> _The request_
Please quote every line word for word.

Rows from a figure dataset
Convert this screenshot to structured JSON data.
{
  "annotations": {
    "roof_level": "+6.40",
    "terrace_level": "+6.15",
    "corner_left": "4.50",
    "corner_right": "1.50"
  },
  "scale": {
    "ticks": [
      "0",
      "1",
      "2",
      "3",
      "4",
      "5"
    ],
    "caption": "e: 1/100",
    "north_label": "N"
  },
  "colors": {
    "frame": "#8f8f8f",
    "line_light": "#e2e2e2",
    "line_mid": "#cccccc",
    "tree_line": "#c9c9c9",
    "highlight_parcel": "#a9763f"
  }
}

> _Result for this exercise_
Convert this screenshot to structured JSON data.
{
  "annotations": {
    "roof_level": "+6.40",
    "terrace_level": "+6.15",
    "corner_left": "4.50",
    "corner_right": "1.50"
  },
  "scale": {
    "ticks": [
      "0",
      "1",
      "2",
      "3",
      "4",
      "5"
    ],
    "caption": "e: 1/100",
    "north_label": "N"
  },
  "colors": {
    "frame": "#8f8f8f",
    "line_light": "#e2e2e2",
    "line_mid": "#cccccc",
    "tree_line": "#c9c9c9",
    "highlight_parcel": "#a9763f"
  }
}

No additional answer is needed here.